Extract every line below that contains the word "mean".

-- begin DATA PROVIDED --

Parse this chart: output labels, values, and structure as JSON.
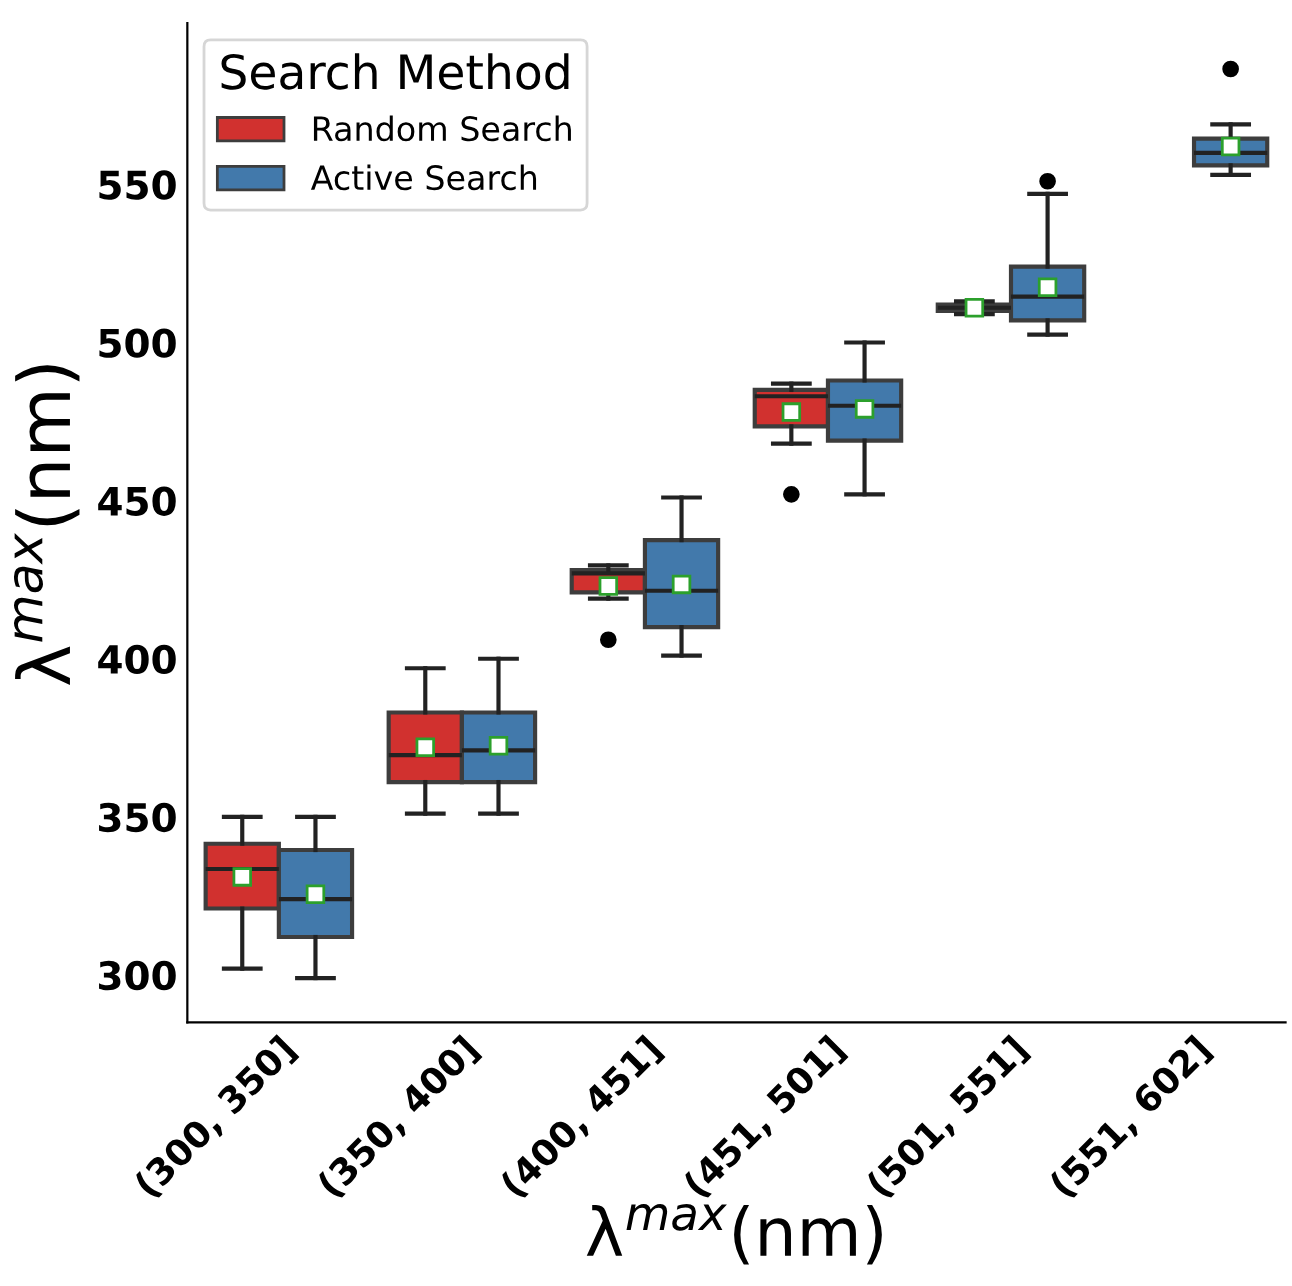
{
  "chart_data": {
    "type": "box",
    "xlabel": "λ$^{max}$(nm)",
    "ylabel": "λ$^{max}$(nm)",
    "legend_title": "Search Method",
    "legend": "top left",
    "grid": false,
    "categories": [
      "(300, 350]",
      "(350, 400]",
      "(400, 451]",
      "(451, 501]",
      "(501, 551]",
      "(551, 602]"
    ],
    "ylim": [
      285,
      601
    ],
    "yticks": [
      300,
      350,
      400,
      450,
      500,
      550
    ],
    "series": [
      {
        "name": "Random Search",
        "color": "#d1312f",
        "boxes": [
          {
            "low": 302,
            "q1": 321,
            "median": 333.5,
            "q3": 341.5,
            "high": 350,
            "mean": 331
          },
          {
            "low": 351,
            "q1": 361,
            "median": 369.5,
            "q3": 383,
            "high": 397,
            "mean": 372
          },
          {
            "low": 419,
            "q1": 421,
            "median": 427,
            "q3": 428,
            "high": 429.5,
            "mean": 423,
            "outliers": [
              406
            ]
          },
          {
            "low": 468,
            "q1": 473.5,
            "median": 483,
            "q3": 485,
            "high": 487,
            "mean": 478,
            "outliers": [
              452
            ]
          },
          {
            "low": 509,
            "q1": 510,
            "median": 511,
            "q3": 512,
            "high": 513,
            "mean": 511
          },
          null
        ]
      },
      {
        "name": "Active Search",
        "color": "#4279ab",
        "boxes": [
          {
            "low": 299,
            "q1": 312,
            "median": 324,
            "q3": 339.5,
            "high": 350,
            "mean": 325.5
          },
          {
            "low": 351,
            "q1": 361,
            "median": 371,
            "q3": 383,
            "high": 400,
            "mean": 372.5
          },
          {
            "low": 401,
            "q1": 410,
            "median": 421.5,
            "q3": 437.5,
            "high": 451,
            "mean": 423.5
          },
          {
            "low": 452,
            "q1": 469,
            "median": 480,
            "q3": 488,
            "high": 500,
            "mean": 479
          },
          {
            "low": 502.5,
            "q1": 507,
            "median": 514.5,
            "q3": 524,
            "high": 547,
            "mean": 517.5,
            "outliers": [
              551
            ]
          },
          {
            "low": 553,
            "q1": 556,
            "median": 560,
            "q3": 564.5,
            "high": 569,
            "mean": 562,
            "outliers": [
              586.5
            ]
          }
        ]
      }
    ]
  }
}
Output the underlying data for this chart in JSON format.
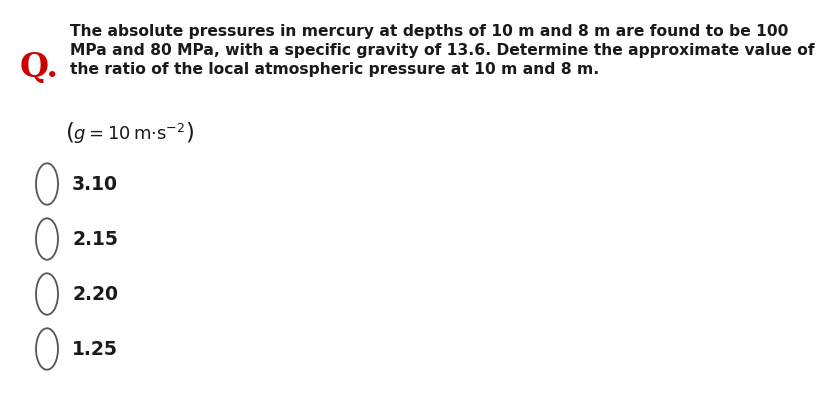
{
  "bg_color": "#ffffff",
  "q_label": "Q.",
  "q_label_color": "#cc0000",
  "question_line1": "The absolute pressures in mercury at depths of 10 m and 8 m are found to be 100",
  "question_line2": "MPa and 80 MPa, with a specific gravity of 13.6. Determine the approximate value of",
  "question_line3": "the ratio of the local atmospheric pressure at 10 m and 8 m.",
  "options": [
    "3.10",
    "2.15",
    "2.20",
    "1.25"
  ],
  "text_color": "#1a1a1a",
  "q_color": "#cc0000",
  "font_size_question": 11.2,
  "font_size_hint": 13.0,
  "font_size_options": 13.5,
  "font_size_q": 24,
  "circle_color": "#555555"
}
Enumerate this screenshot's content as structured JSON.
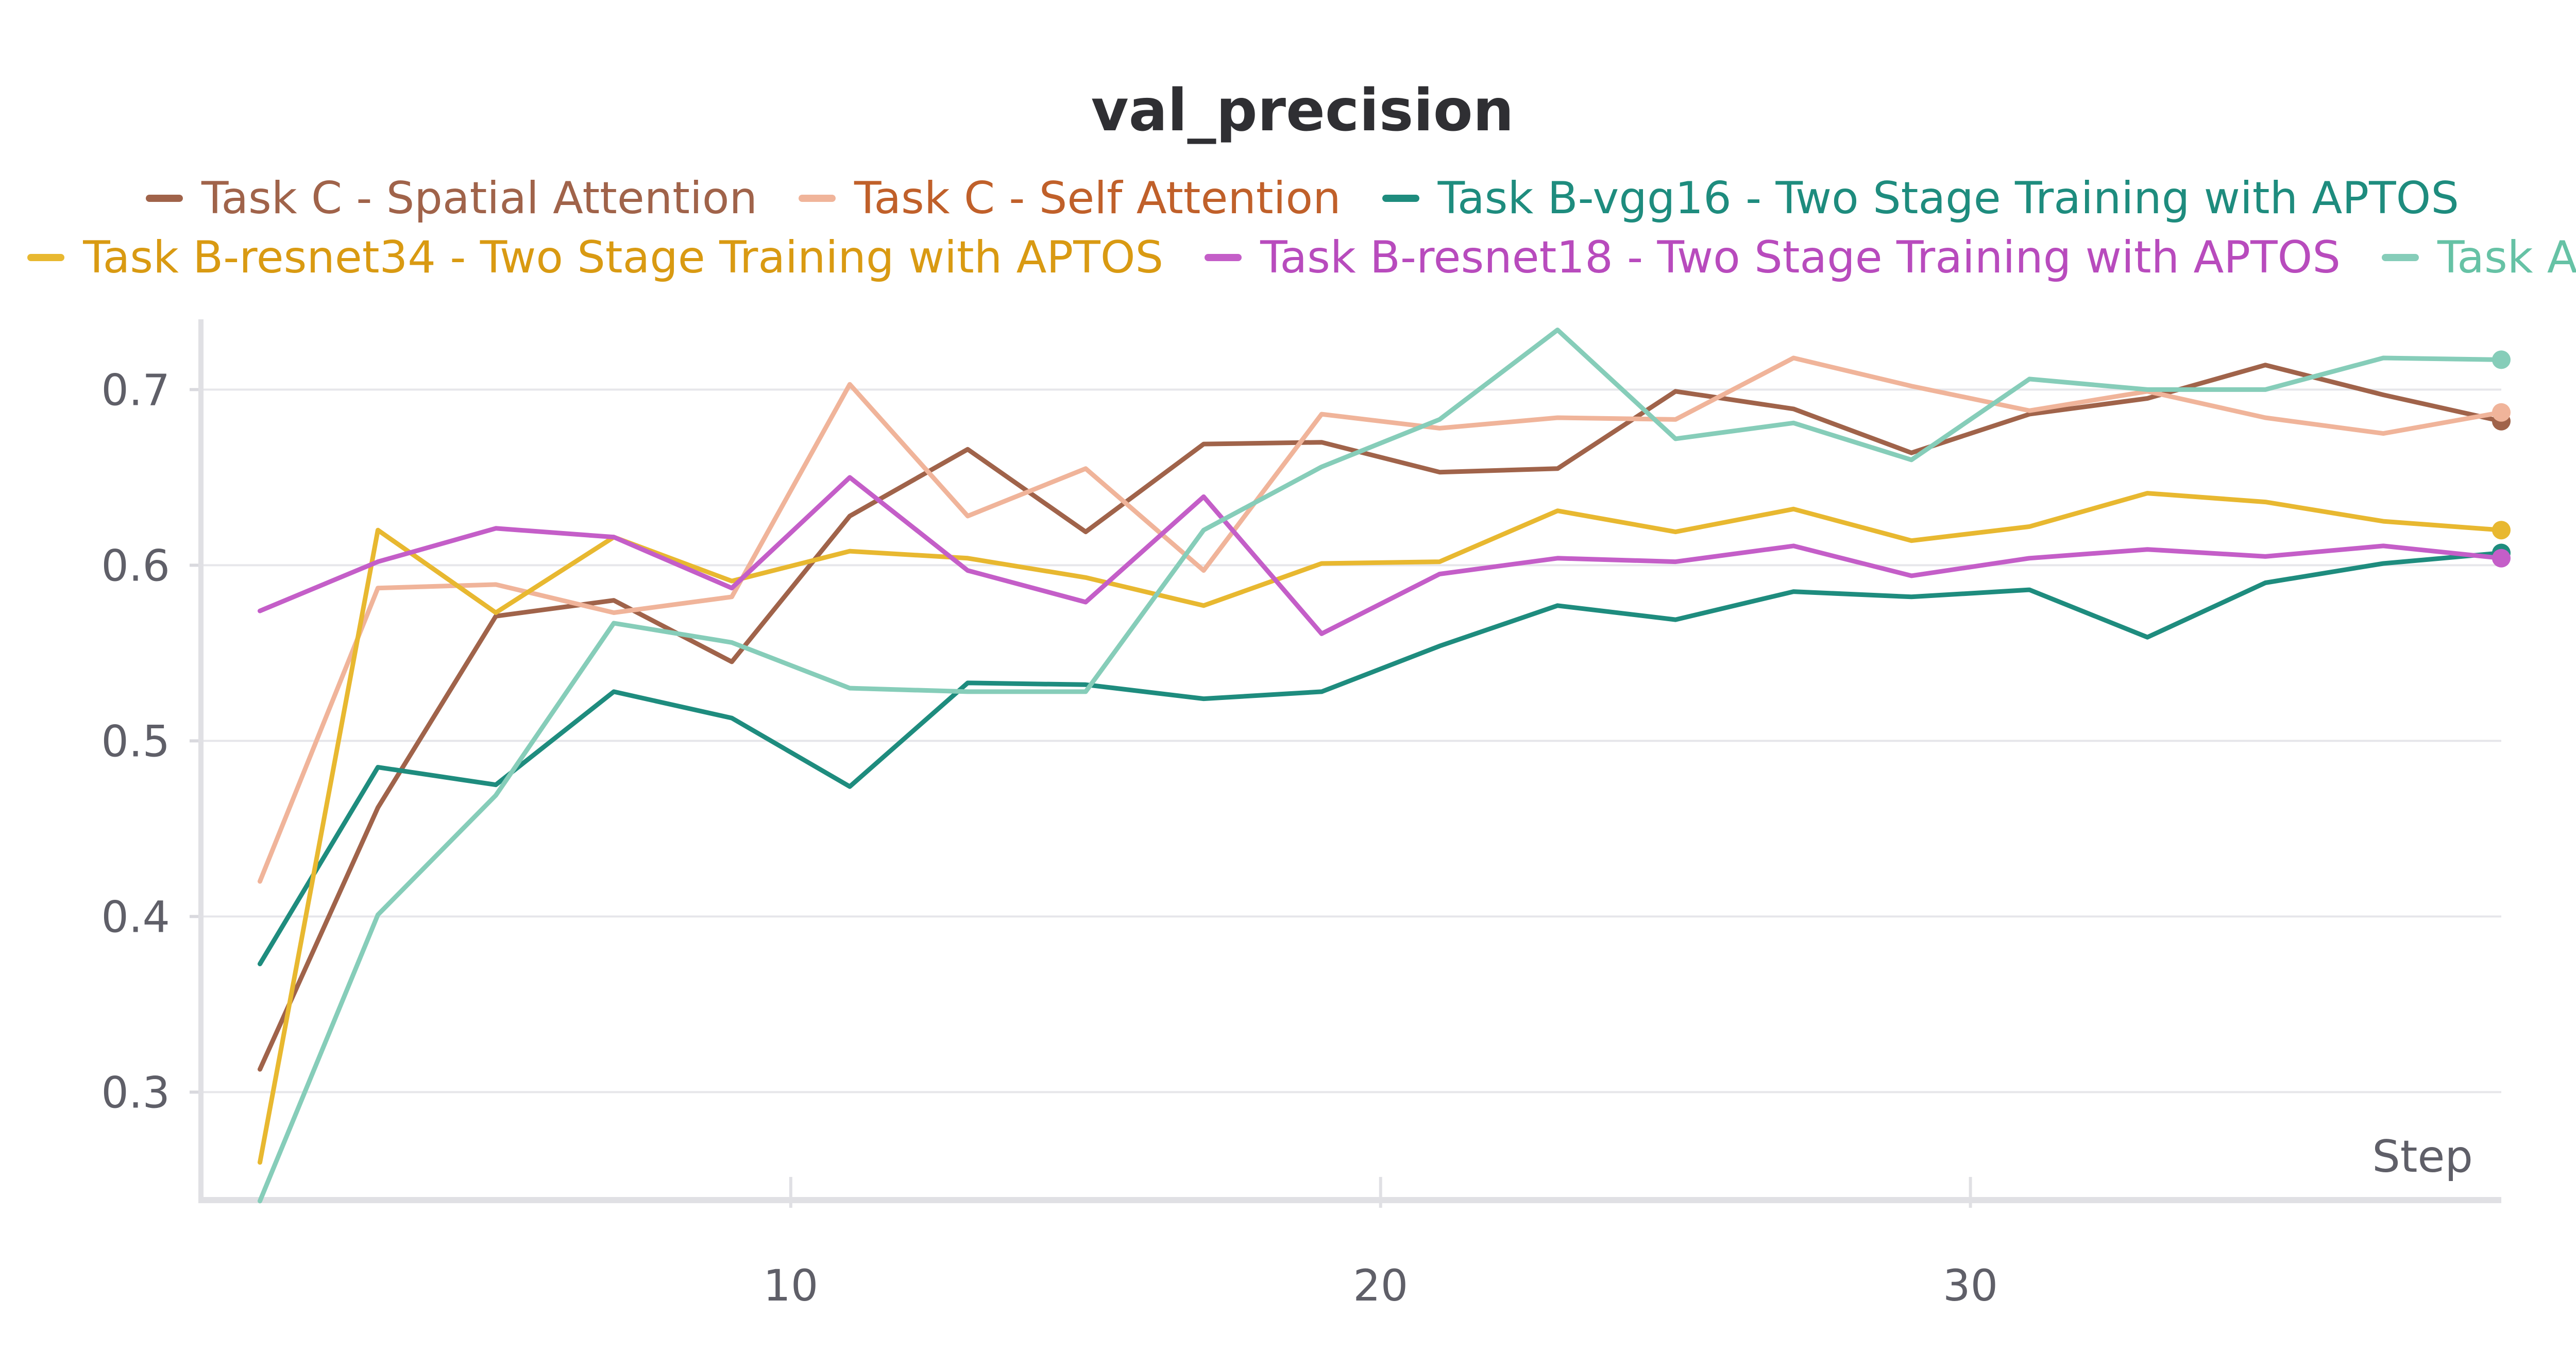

-- end DATA PROVIDED --

▶ **WRITTEN SOLUTION**:
            "mean": 331
            "mean": 372
            "mean": 423,
            "mean": 478,
            "mean": 511
            "mean": 325.5
            "mean": 372.5
            "mean": 423.5
            "mean": 479
            "mean": 517.5,
            "mean": 562,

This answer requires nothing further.